Output every line below without omitting or altering anything.

───── Input material ─────

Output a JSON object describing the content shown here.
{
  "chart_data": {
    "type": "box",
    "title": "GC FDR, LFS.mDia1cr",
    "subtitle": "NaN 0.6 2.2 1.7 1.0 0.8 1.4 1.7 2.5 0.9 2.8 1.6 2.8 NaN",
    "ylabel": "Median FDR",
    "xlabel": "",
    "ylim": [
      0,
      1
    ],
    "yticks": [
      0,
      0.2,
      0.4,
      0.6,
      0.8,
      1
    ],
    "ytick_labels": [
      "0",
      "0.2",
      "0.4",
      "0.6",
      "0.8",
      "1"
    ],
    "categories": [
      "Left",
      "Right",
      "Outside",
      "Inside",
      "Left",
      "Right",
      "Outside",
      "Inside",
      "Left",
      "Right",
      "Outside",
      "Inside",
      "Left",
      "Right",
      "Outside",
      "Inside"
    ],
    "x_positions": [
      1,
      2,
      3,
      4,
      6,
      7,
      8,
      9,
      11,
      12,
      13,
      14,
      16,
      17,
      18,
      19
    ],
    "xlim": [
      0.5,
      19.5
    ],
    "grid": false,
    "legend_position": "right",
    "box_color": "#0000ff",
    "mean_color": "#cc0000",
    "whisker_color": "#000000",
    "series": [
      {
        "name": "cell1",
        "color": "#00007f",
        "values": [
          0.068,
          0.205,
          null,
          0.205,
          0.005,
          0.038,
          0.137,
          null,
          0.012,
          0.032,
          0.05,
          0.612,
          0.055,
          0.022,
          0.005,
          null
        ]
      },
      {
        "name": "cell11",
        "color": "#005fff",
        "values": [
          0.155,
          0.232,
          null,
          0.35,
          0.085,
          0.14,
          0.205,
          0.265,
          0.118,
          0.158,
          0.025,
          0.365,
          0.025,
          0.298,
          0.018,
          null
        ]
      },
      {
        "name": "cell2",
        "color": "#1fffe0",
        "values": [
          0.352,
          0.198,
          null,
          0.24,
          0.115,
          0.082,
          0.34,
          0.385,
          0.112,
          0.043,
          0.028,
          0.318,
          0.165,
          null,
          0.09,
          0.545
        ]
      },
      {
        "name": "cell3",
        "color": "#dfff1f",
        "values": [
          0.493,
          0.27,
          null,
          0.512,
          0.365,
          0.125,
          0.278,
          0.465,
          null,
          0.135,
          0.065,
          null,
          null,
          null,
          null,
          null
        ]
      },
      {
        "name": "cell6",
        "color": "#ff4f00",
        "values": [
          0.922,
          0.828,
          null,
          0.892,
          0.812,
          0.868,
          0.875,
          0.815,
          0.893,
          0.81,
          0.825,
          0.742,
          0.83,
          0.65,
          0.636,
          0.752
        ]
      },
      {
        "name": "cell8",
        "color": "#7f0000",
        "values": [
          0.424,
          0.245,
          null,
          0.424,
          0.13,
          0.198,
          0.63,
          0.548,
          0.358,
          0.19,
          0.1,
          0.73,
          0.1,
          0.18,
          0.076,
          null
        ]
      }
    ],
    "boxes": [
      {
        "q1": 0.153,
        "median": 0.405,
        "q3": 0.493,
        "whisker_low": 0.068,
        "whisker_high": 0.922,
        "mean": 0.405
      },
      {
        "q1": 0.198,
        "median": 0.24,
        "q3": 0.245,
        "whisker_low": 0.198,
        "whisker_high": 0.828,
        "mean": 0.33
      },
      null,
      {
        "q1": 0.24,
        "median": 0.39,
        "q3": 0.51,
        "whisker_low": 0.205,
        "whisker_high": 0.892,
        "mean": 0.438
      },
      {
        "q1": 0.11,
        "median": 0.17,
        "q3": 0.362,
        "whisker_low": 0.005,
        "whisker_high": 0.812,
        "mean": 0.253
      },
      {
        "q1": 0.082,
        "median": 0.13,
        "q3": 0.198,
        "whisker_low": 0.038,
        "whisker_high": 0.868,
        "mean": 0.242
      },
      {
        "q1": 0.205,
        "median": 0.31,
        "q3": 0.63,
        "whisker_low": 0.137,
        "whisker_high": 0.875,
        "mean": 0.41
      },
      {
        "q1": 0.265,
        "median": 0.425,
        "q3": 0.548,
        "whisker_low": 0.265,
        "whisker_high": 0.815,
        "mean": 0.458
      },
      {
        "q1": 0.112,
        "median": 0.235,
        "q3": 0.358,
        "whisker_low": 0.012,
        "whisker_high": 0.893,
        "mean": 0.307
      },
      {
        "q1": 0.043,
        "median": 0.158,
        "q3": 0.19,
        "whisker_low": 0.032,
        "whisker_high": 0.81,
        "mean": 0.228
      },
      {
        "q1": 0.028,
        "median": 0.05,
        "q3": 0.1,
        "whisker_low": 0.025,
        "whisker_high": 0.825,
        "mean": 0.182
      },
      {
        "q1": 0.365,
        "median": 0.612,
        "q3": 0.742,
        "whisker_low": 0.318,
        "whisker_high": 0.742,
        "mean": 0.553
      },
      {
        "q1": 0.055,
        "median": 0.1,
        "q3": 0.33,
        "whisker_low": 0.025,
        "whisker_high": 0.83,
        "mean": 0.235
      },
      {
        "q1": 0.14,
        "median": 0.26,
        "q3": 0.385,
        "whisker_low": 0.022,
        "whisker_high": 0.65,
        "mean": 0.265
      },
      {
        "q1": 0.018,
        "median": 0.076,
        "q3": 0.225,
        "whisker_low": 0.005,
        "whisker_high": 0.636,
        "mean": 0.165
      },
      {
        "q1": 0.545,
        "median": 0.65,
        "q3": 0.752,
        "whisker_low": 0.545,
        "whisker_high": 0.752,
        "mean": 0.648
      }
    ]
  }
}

─────

- _Solution for this problem_
Output a JSON object describing the content shown here.
{
  "chart_data": {
    "type": "box",
    "title": "GC FDR, LFS.mDia1cr",
    "subtitle": "NaN 0.6 2.2 1.7 1.0 0.8 1.4 1.7 2.5 0.9 2.8 1.6 2.8 NaN",
    "ylabel": "Median FDR",
    "xlabel": "",
    "ylim": [
      0,
      1
    ],
    "yticks": [
      0,
      0.2,
      0.4,
      0.6,
      0.8,
      1
    ],
    "ytick_labels": [
      "0",
      "0.2",
      "0.4",
      "0.6",
      "0.8",
      "1"
    ],
    "categories": [
      "Left",
      "Right",
      "Outside",
      "Inside",
      "Left",
      "Right",
      "Outside",
      "Inside",
      "Left",
      "Right",
      "Outside",
      "Inside",
      "Left",
      "Right",
      "Outside",
      "Inside"
    ],
    "x_positions": [
      1,
      2,
      3,
      4,
      6,
      7,
      8,
      9,
      11,
      12,
      13,
      14,
      16,
      17,
      18,
      19
    ],
    "xlim": [
      0.5,
      19.5
    ],
    "grid": false,
    "legend_position": "right",
    "box_color": "#0000ff",
    "mean_color": "#cc0000",
    "whisker_color": "#000000",
    "series": [
      {
        "name": "cell1",
        "color": "#00007f",
        "values": [
          0.068,
          0.205,
          null,
          0.205,
          0.005,
          0.038,
          0.137,
          null,
          0.012,
          0.032,
          0.05,
          0.612,
          0.055,
          0.022,
          0.005,
          null
        ]
      },
      {
        "name": "cell11",
        "color": "#005fff",
        "values": [
          0.155,
          0.232,
          null,
          0.35,
          0.085,
          0.14,
          0.205,
          0.265,
          0.118,
          0.158,
          0.025,
          0.365,
          0.025,
          0.298,
          0.018,
          null
        ]
      },
      {
        "name": "cell2",
        "color": "#1fffe0",
        "values": [
          0.352,
          0.198,
          null,
          0.24,
          0.115,
          0.082,
          0.34,
          0.385,
          0.112,
          0.043,
          0.028,
          0.318,
          0.165,
          null,
          0.09,
          0.545
        ]
      },
      {
        "name": "cell3",
        "color": "#dfff1f",
        "values": [
          0.493,
          0.27,
          null,
          0.512,
          0.365,
          0.125,
          0.278,
          0.465,
          null,
          0.135,
          0.065,
          null,
          null,
          null,
          null,
          null
        ]
      },
      {
        "name": "cell6",
        "color": "#ff4f00",
        "values": [
          0.922,
          0.828,
          null,
          0.892,
          0.812,
          0.868,
          0.875,
          0.815,
          0.893,
          0.81,
          0.825,
          0.742,
          0.83,
          0.65,
          0.636,
          0.752
        ]
      },
      {
        "name": "cell8",
        "color": "#7f0000",
        "values": [
          0.424,
          0.245,
          null,
          0.424,
          0.13,
          0.198,
          0.63,
          0.548,
          0.358,
          0.19,
          0.1,
          0.73,
          0.1,
          0.18,
          0.076,
          null
        ]
      }
    ],
    "boxes": [
      {
        "q1": 0.153,
        "median": 0.405,
        "q3": 0.493,
        "whisker_low": 0.068,
        "whisker_high": 0.922,
        "mean": 0.405
      },
      {
        "q1": 0.198,
        "median": 0.24,
        "q3": 0.245,
        "whisker_low": 0.198,
        "whisker_high": 0.828,
        "mean": 0.33
      },
      null,
      {
        "q1": 0.24,
        "median": 0.39,
        "q3": 0.51,
        "whisker_low": 0.205,
        "whisker_high": 0.892,
        "mean": 0.438
      },
      {
        "q1": 0.11,
        "median": 0.17,
        "q3": 0.362,
        "whisker_low": 0.005,
        "whisker_high": 0.812,
        "mean": 0.253
      },
      {
        "q1": 0.082,
        "median": 0.13,
        "q3": 0.198,
        "whisker_low": 0.038,
        "whisker_high": 0.868,
        "mean": 0.242
      },
      {
        "q1": 0.205,
        "median": 0.31,
        "q3": 0.63,
        "whisker_low": 0.137,
        "whisker_high": 0.875,
        "mean": 0.41
      },
      {
        "q1": 0.265,
        "median": 0.425,
        "q3": 0.548,
        "whisker_low": 0.265,
        "whisker_high": 0.815,
        "mean": 0.458
      },
      {
        "q1": 0.112,
        "median": 0.235,
        "q3": 0.358,
        "whisker_low": 0.012,
        "whisker_high": 0.893,
        "mean": 0.307
      },
      {
        "q1": 0.043,
        "median": 0.158,
        "q3": 0.19,
        "whisker_low": 0.032,
        "whisker_high": 0.81,
        "mean": 0.228
      },
      {
        "q1": 0.028,
        "median": 0.05,
        "q3": 0.1,
        "whisker_low": 0.025,
        "whisker_high": 0.825,
        "mean": 0.182
      },
      {
        "q1": 0.365,
        "median": 0.612,
        "q3": 0.742,
        "whisker_low": 0.318,
        "whisker_high": 0.742,
        "mean": 0.553
      },
      {
        "q1": 0.055,
        "median": 0.1,
        "q3": 0.33,
        "whisker_low": 0.025,
        "whisker_high": 0.83,
        "mean": 0.235
      },
      {
        "q1": 0.14,
        "median": 0.26,
        "q3": 0.385,
        "whisker_low": 0.022,
        "whisker_high": 0.65,
        "mean": 0.265
      },
      {
        "q1": 0.018,
        "median": 0.076,
        "q3": 0.225,
        "whisker_low": 0.005,
        "whisker_high": 0.636,
        "mean": 0.165
      },
      {
        "q1": 0.545,
        "median": 0.65,
        "q3": 0.752,
        "whisker_low": 0.545,
        "whisker_high": 0.752,
        "mean": 0.648
      }
    ]
  }
}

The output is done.